Dataset entries:
■ ■ ■ ■ ■

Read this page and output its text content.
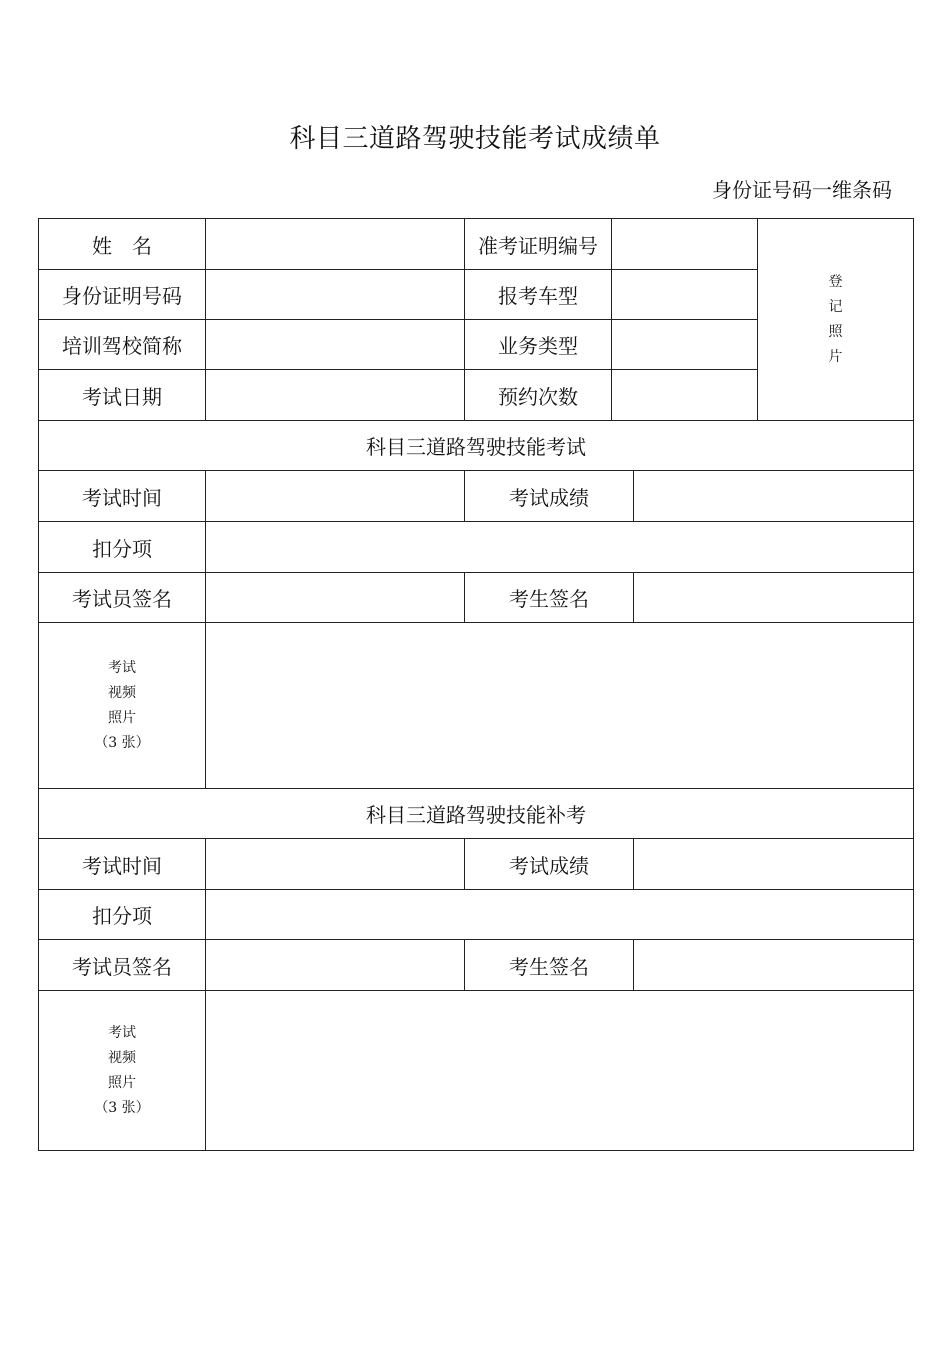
科目三道路驾驶技能考试成绩单
身份证号码一维条码
姓　名		准考证明编号			登
记
照
片

身份证明号码		报考车型			
培训驾校简称		业务类型			
考试日期		预约次数			
科目三道路驾驶技能考试					
考试时间		考试成绩			
扣分项					
考试员签名		考生签名			

考试
视频
照片
（3 张）					

科目三道路驾驶技能补考					
考试时间		考试成绩			
扣分项					
考试员签名		考生签名			

考试
视频
照片
（3 张）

■ ■ ■ ■ ■

Problem
The data above needs to be retyped exactly, with the images left out.

Written response
Read this page and output its text content.
科目三道路驾驶技能考试成绩单
身份证号码一维条码
姓　名		准考证明编号			登
记
照
片

身份证明号码		报考车型			
培训驾校简称		业务类型			
考试日期		预约次数			
科目三道路驾驶技能考试					
考试时间		考试成绩			
扣分项					
考试员签名		考生签名			

考试
视频
照片
（3 张）					

科目三道路驾驶技能补考					
考试时间		考试成绩			
扣分项					
考试员签名		考生签名			

考试
视频
照片
（3 张）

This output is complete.